» Exercise instructions
Without the pictures, copy all the entries below exactly.

» Dataset rows

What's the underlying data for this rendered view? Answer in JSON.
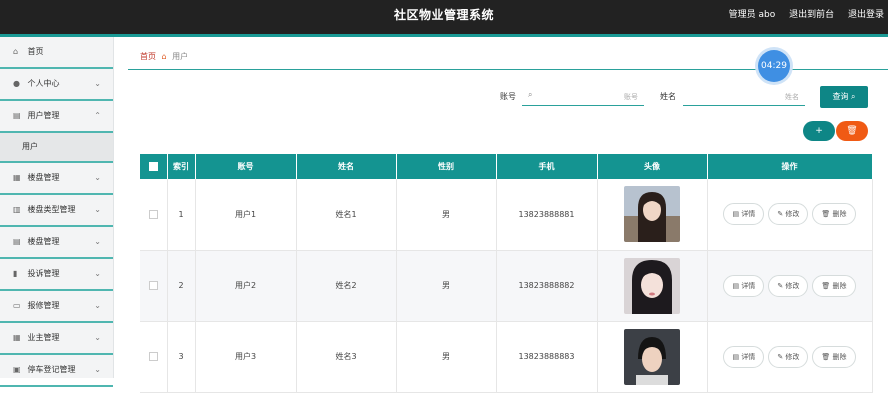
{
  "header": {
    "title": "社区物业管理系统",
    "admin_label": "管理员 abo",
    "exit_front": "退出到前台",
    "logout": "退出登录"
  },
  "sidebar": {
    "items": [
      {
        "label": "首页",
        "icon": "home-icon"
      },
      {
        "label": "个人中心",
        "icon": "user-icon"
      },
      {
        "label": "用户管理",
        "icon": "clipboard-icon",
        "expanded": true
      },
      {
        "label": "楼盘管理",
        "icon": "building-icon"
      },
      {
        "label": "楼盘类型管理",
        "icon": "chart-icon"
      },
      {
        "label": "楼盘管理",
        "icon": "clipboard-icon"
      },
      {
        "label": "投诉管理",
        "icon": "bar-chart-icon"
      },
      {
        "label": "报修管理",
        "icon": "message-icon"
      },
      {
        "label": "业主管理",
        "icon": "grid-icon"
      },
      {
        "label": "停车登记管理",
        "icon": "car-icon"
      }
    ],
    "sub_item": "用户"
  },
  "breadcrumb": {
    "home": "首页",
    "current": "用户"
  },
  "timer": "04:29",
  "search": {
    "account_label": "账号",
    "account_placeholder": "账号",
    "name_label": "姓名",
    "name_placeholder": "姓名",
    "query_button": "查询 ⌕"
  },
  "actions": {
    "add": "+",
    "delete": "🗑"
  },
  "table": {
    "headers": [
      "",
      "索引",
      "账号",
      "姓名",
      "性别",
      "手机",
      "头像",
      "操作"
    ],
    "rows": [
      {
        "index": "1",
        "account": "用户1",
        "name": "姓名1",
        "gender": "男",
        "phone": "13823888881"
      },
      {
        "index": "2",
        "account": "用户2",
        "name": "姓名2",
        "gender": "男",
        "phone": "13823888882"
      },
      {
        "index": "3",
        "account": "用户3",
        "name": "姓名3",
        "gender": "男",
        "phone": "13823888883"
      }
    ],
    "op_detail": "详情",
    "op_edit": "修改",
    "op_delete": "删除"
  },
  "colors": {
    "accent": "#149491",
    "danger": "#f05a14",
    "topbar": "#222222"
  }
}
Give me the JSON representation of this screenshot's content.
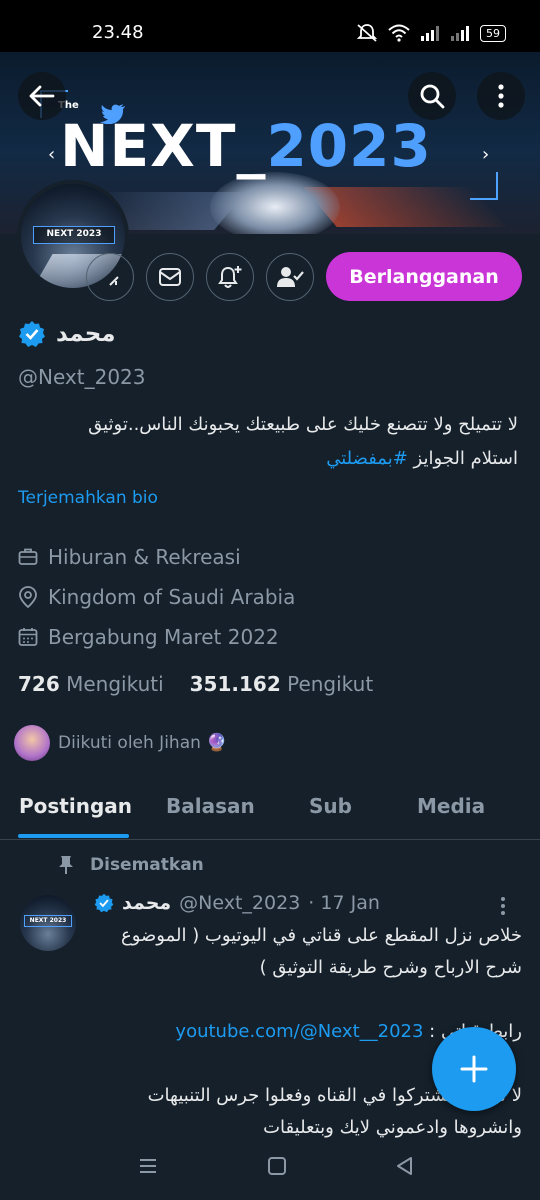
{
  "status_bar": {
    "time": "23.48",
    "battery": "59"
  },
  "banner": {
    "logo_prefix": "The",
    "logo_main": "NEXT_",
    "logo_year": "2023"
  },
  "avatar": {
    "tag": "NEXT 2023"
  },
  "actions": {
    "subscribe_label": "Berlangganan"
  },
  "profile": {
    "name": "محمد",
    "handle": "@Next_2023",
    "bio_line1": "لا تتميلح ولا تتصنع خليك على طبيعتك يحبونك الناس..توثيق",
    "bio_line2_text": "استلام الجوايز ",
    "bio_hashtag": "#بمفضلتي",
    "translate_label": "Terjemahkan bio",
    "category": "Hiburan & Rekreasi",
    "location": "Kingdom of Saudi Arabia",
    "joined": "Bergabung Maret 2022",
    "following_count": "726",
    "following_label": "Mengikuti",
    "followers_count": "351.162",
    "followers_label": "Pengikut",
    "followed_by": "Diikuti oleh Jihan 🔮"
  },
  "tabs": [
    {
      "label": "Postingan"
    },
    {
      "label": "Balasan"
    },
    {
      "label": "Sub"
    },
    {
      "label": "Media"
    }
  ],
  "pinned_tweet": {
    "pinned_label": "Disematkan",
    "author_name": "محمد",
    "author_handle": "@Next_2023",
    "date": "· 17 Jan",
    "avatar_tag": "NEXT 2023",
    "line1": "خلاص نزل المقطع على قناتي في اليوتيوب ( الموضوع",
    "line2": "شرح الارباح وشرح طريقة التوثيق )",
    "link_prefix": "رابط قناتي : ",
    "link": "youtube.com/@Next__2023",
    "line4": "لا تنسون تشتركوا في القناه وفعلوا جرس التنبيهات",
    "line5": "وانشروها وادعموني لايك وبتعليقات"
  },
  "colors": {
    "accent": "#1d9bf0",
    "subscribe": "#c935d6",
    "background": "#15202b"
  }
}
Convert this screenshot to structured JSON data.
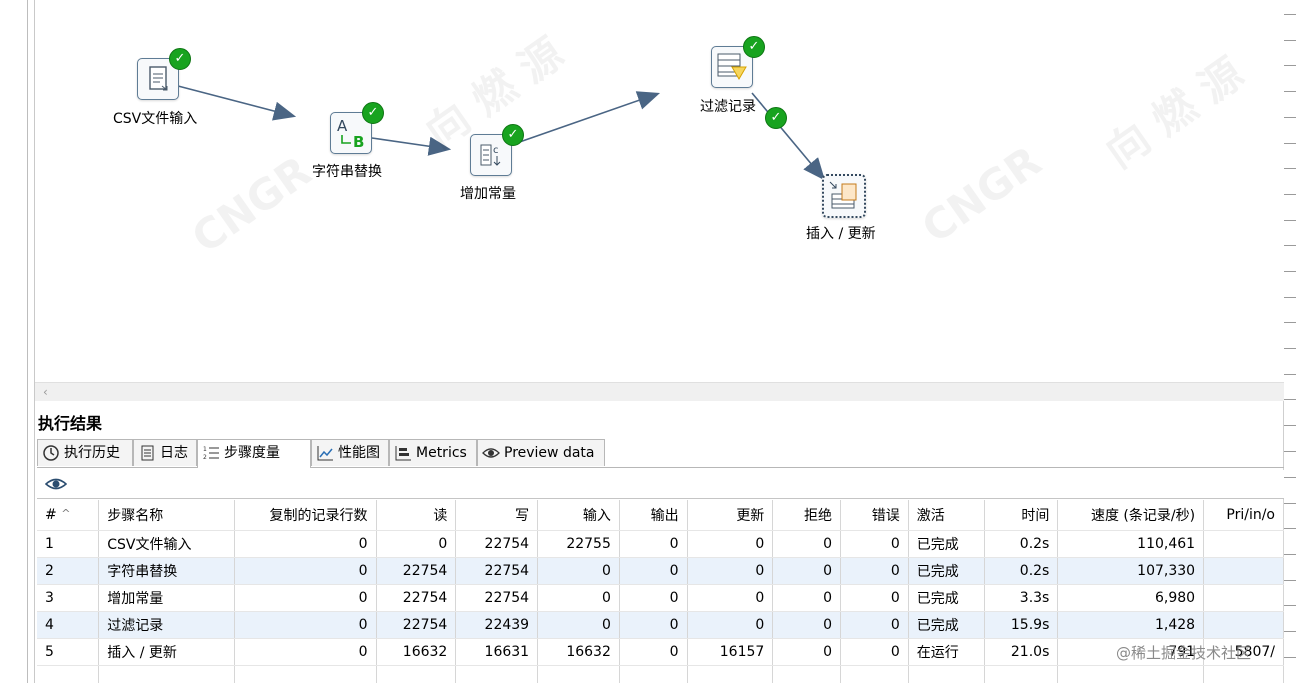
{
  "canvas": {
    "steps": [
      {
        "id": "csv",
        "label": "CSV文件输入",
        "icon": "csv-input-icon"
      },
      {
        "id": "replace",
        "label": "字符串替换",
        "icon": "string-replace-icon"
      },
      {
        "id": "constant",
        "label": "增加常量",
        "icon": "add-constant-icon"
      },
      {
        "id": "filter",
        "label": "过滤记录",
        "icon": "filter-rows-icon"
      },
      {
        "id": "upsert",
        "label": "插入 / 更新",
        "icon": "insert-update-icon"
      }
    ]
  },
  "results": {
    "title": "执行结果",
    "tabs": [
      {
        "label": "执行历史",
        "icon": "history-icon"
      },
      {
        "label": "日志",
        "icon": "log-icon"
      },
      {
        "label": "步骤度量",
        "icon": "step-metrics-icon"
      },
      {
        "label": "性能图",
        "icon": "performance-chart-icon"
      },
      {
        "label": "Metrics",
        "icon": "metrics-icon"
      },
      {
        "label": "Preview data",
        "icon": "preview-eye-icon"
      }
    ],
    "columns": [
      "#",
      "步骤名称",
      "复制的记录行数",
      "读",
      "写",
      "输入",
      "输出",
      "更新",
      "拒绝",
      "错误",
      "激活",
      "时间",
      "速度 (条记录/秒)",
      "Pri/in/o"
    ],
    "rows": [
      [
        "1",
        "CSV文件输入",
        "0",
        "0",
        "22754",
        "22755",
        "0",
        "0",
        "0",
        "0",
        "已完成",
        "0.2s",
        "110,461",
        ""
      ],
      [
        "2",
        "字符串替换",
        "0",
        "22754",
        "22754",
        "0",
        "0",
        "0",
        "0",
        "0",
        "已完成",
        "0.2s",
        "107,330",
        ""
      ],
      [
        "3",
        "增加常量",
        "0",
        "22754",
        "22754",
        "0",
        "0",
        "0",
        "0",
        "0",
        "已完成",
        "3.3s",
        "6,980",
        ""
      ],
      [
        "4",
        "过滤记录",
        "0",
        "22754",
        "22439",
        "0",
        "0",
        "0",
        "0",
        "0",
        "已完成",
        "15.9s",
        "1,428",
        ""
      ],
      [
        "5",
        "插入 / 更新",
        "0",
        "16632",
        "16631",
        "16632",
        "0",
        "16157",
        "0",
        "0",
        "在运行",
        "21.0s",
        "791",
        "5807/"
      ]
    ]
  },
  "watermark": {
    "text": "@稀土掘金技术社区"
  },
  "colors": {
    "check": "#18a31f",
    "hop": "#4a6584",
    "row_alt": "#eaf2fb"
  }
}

» Right answer
What's the underlying data for this rendered view? Answer in JSON.
{
  "header": {
    "title": "社区物业管理系统",
    "admin_label": "管理员 abo",
    "exit_front": "退出到前台",
    "logout": "退出登录"
  },
  "sidebar": {
    "items": [
      {
        "label": "首页",
        "icon": "home-icon"
      },
      {
        "label": "个人中心",
        "icon": "user-icon"
      },
      {
        "label": "用户管理",
        "icon": "clipboard-icon",
        "expanded": true
      },
      {
        "label": "楼盘管理",
        "icon": "building-icon"
      },
      {
        "label": "楼盘类型管理",
        "icon": "chart-icon"
      },
      {
        "label": "楼盘管理",
        "icon": "clipboard-icon"
      },
      {
        "label": "投诉管理",
        "icon": "bar-chart-icon"
      },
      {
        "label": "报修管理",
        "icon": "message-icon"
      },
      {
        "label": "业主管理",
        "icon": "grid-icon"
      },
      {
        "label": "停车登记管理",
        "icon": "car-icon"
      }
    ],
    "sub_item": "用户"
  },
  "breadcrumb": {
    "home": "首页",
    "current": "用户"
  },
  "timer": "04:29",
  "search": {
    "account_label": "账号",
    "account_placeholder": "账号",
    "name_label": "姓名",
    "name_placeholder": "姓名",
    "query_button": "查询 ⌕"
  },
  "actions": {
    "add": "+",
    "delete": "🗑"
  },
  "table": {
    "headers": [
      "",
      "索引",
      "账号",
      "姓名",
      "性别",
      "手机",
      "头像",
      "操作"
    ],
    "rows": [
      {
        "index": "1",
        "account": "用户1",
        "name": "姓名1",
        "gender": "男",
        "phone": "13823888881"
      },
      {
        "index": "2",
        "account": "用户2",
        "name": "姓名2",
        "gender": "男",
        "phone": "13823888882"
      },
      {
        "index": "3",
        "account": "用户3",
        "name": "姓名3",
        "gender": "男",
        "phone": "13823888883"
      }
    ],
    "op_detail": "详情",
    "op_edit": "修改",
    "op_delete": "删除"
  },
  "colors": {
    "accent": "#149491",
    "danger": "#f05a14",
    "topbar": "#222222"
  }
}
Give me the JSON representation of this screenshot's content.
{
  "status_bar": {
    "time": "23.48",
    "battery": "59"
  },
  "banner": {
    "logo_prefix": "The",
    "logo_main": "NEXT_",
    "logo_year": "2023"
  },
  "avatar": {
    "tag": "NEXT 2023"
  },
  "actions": {
    "subscribe_label": "Berlangganan"
  },
  "profile": {
    "name": "محمد",
    "handle": "@Next_2023",
    "bio_line1": "لا تتميلح ولا تتصنع خليك على طبيعتك يحبونك الناس..توثيق",
    "bio_line2_text": "استلام الجوايز ",
    "bio_hashtag": "#بمفضلتي",
    "translate_label": "Terjemahkan bio",
    "category": "Hiburan & Rekreasi",
    "location": "Kingdom of Saudi Arabia",
    "joined": "Bergabung Maret 2022",
    "following_count": "726",
    "following_label": "Mengikuti",
    "followers_count": "351.162",
    "followers_label": "Pengikut",
    "followed_by": "Diikuti oleh Jihan 🔮"
  },
  "tabs": [
    {
      "label": "Postingan"
    },
    {
      "label": "Balasan"
    },
    {
      "label": "Sub"
    },
    {
      "label": "Media"
    }
  ],
  "pinned_tweet": {
    "pinned_label": "Disematkan",
    "author_name": "محمد",
    "author_handle": "@Next_2023",
    "date": "· 17 Jan",
    "avatar_tag": "NEXT 2023",
    "line1": "خلاص نزل المقطع على قناتي في اليوتيوب ( الموضوع",
    "line2": "شرح الارباح وشرح طريقة التوثيق )",
    "link_prefix": "رابط قناتي : ",
    "link": "youtube.com/@Next__2023",
    "line4": "لا تنسون تشتركوا في القناه وفعلوا جرس التنبيهات",
    "line5": "وانشروها وادعموني لايك وبتعليقات"
  },
  "colors": {
    "accent": "#1d9bf0",
    "subscribe": "#c935d6",
    "background": "#15202b"
  }
}
Convert this screenshot to structured JSON data.
{
  "canvas": {
    "steps": [
      {
        "id": "csv",
        "label": "CSV文件输入",
        "icon": "csv-input-icon"
      },
      {
        "id": "replace",
        "label": "字符串替换",
        "icon": "string-replace-icon"
      },
      {
        "id": "constant",
        "label": "增加常量",
        "icon": "add-constant-icon"
      },
      {
        "id": "filter",
        "label": "过滤记录",
        "icon": "filter-rows-icon"
      },
      {
        "id": "upsert",
        "label": "插入 / 更新",
        "icon": "insert-update-icon"
      }
    ]
  },
  "results": {
    "title": "执行结果",
    "tabs": [
      {
        "label": "执行历史",
        "icon": "history-icon"
      },
      {
        "label": "日志",
        "icon": "log-icon"
      },
      {
        "label": "步骤度量",
        "icon": "step-metrics-icon"
      },
      {
        "label": "性能图",
        "icon": "performance-chart-icon"
      },
      {
        "label": "Metrics",
        "icon": "metrics-icon"
      },
      {
        "label": "Preview data",
        "icon": "preview-eye-icon"
      }
    ],
    "columns": [
      "#",
      "步骤名称",
      "复制的记录行数",
      "读",
      "写",
      "输入",
      "输出",
      "更新",
      "拒绝",
      "错误",
      "激活",
      "时间",
      "速度 (条记录/秒)",
      "Pri/in/o"
    ],
    "rows": [
      [
        "1",
        "CSV文件输入",
        "0",
        "0",
        "22754",
        "22755",
        "0",
        "0",
        "0",
        "0",
        "已完成",
        "0.2s",
        "110,461",
        ""
      ],
      [
        "2",
        "字符串替换",
        "0",
        "22754",
        "22754",
        "0",
        "0",
        "0",
        "0",
        "0",
        "已完成",
        "0.2s",
        "107,330",
        ""
      ],
      [
        "3",
        "增加常量",
        "0",
        "22754",
        "22754",
        "0",
        "0",
        "0",
        "0",
        "0",
        "已完成",
        "3.3s",
        "6,980",
        ""
      ],
      [
        "4",
        "过滤记录",
        "0",
        "22754",
        "22439",
        "0",
        "0",
        "0",
        "0",
        "0",
        "已完成",
        "15.9s",
        "1,428",
        ""
      ],
      [
        "5",
        "插入 / 更新",
        "0",
        "16632",
        "16631",
        "16632",
        "0",
        "16157",
        "0",
        "0",
        "在运行",
        "21.0s",
        "791",
        "5807/"
      ]
    ]
  },
  "watermark": {
    "text": "@稀土掘金技术社区"
  },
  "colors": {
    "check": "#18a31f",
    "hop": "#4a6584",
    "row_alt": "#eaf2fb"
  }
}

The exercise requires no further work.